## [SHORT TASK]
Hunt for the word "icon" across the entries below, copying each line that holds it.

[Figure content listings]
______________________________

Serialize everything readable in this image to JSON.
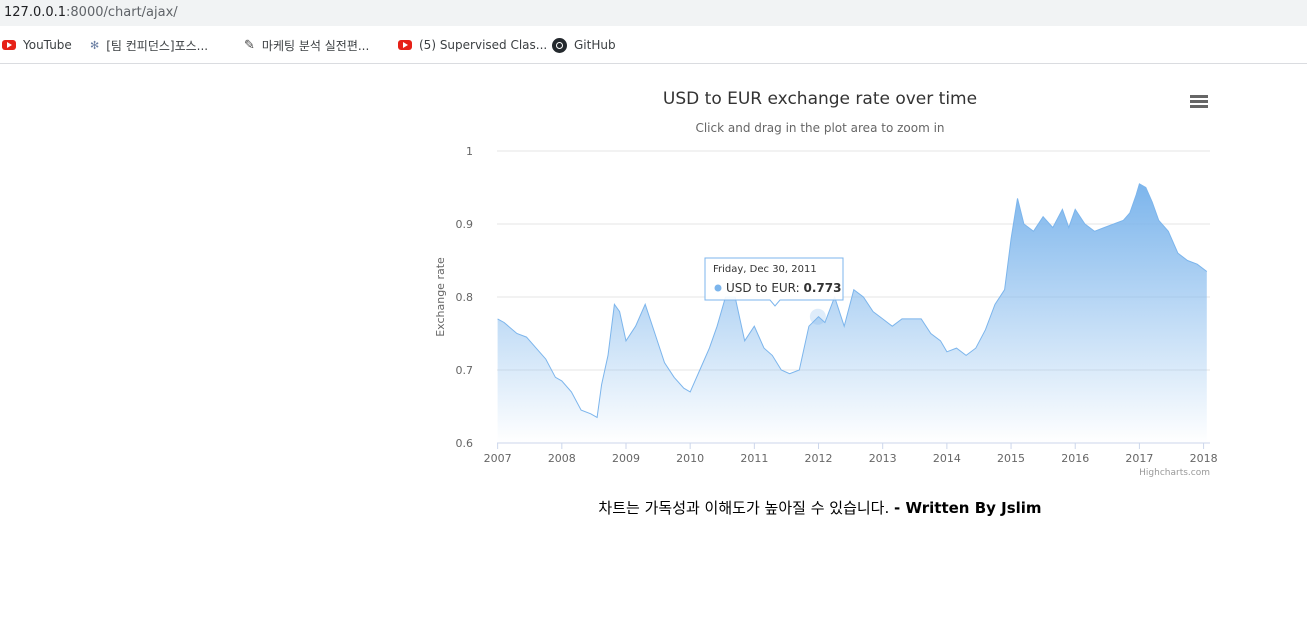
{
  "browser": {
    "url_host": "127.0.0.1",
    "url_path": ":8000/chart/ajax/"
  },
  "bookmarks": [
    {
      "label": "YouTube",
      "icon": "youtube-icon"
    },
    {
      "label": "[팀 컨피던스]포스...",
      "icon": "confluence-icon"
    },
    {
      "label": "마케팅 분석 실전편...",
      "icon": "pen-icon"
    },
    {
      "label": "(5) Supervised Clas...",
      "icon": "youtube-icon"
    },
    {
      "label": "GitHub",
      "icon": "github-icon"
    }
  ],
  "chart_data": {
    "type": "area",
    "title": "USD to EUR exchange rate over time",
    "subtitle": "Click and drag in the plot area to zoom in",
    "xlabel": "",
    "ylabel": "Exchange rate",
    "ylim": [
      0.6,
      1.0
    ],
    "y_ticks": [
      "1",
      "0.9",
      "0.8",
      "0.7",
      "0.6"
    ],
    "x_ticks": [
      "2007",
      "2008",
      "2009",
      "2010",
      "2011",
      "2012",
      "2013",
      "2014",
      "2015",
      "2016",
      "2017",
      "2018"
    ],
    "xlim": [
      2006.99,
      2018.1
    ],
    "grid": true,
    "legend": "none",
    "credits": "Highcharts.com",
    "color": "#7cb5ec",
    "series": [
      {
        "name": "USD to EUR",
        "x": [
          2007.0,
          2007.1,
          2007.3,
          2007.45,
          2007.6,
          2007.75,
          2007.9,
          2008.0,
          2008.15,
          2008.3,
          2008.45,
          2008.55,
          2008.62,
          2008.72,
          2008.82,
          2008.9,
          2009.0,
          2009.15,
          2009.3,
          2009.45,
          2009.6,
          2009.75,
          2009.9,
          2010.0,
          2010.15,
          2010.3,
          2010.42,
          2010.55,
          2010.7,
          2010.85,
          2011.0,
          2011.15,
          2011.28,
          2011.42,
          2011.55,
          2011.7,
          2011.85,
          2012.0,
          2012.1,
          2012.25,
          2012.4,
          2012.55,
          2012.7,
          2012.85,
          2013.0,
          2013.15,
          2013.3,
          2013.45,
          2013.6,
          2013.75,
          2013.9,
          2014.0,
          2014.15,
          2014.3,
          2014.45,
          2014.6,
          2014.75,
          2014.9,
          2015.0,
          2015.1,
          2015.2,
          2015.35,
          2015.5,
          2015.65,
          2015.8,
          2015.9,
          2016.0,
          2016.15,
          2016.3,
          2016.45,
          2016.6,
          2016.75,
          2016.85,
          2016.95,
          2017.0,
          2017.1,
          2017.2,
          2017.3,
          2017.45,
          2017.6,
          2017.75,
          2017.9,
          2018.05
        ],
        "y": [
          0.77,
          0.765,
          0.75,
          0.745,
          0.73,
          0.715,
          0.69,
          0.685,
          0.67,
          0.645,
          0.64,
          0.635,
          0.68,
          0.72,
          0.79,
          0.78,
          0.74,
          0.76,
          0.79,
          0.75,
          0.71,
          0.69,
          0.675,
          0.67,
          0.7,
          0.73,
          0.76,
          0.8,
          0.8,
          0.74,
          0.76,
          0.73,
          0.72,
          0.7,
          0.695,
          0.7,
          0.76,
          0.773,
          0.765,
          0.8,
          0.76,
          0.81,
          0.8,
          0.78,
          0.77,
          0.76,
          0.77,
          0.77,
          0.77,
          0.75,
          0.74,
          0.725,
          0.73,
          0.72,
          0.73,
          0.755,
          0.79,
          0.81,
          0.88,
          0.935,
          0.9,
          0.89,
          0.91,
          0.895,
          0.92,
          0.895,
          0.92,
          0.9,
          0.89,
          0.895,
          0.9,
          0.905,
          0.915,
          0.94,
          0.955,
          0.95,
          0.93,
          0.905,
          0.89,
          0.86,
          0.85,
          0.845,
          0.835
        ]
      }
    ],
    "tooltip": {
      "date": "Friday, Dec 30, 2011",
      "series": "USD to EUR",
      "value": "0.773",
      "x": 2011.99,
      "y": 0.773
    }
  },
  "caption": {
    "text": "차트는 가독성과 이해도가 높아질 수 있습니다. ",
    "bold": "- Written By Jslim"
  }
}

______________________________

## [THE OUTPUT]
      "icon": "youtube-icon"
      "icon": "confluence-icon"
      "icon": "pen-icon"
      "icon": "youtube-icon"
      "icon": "github-icon"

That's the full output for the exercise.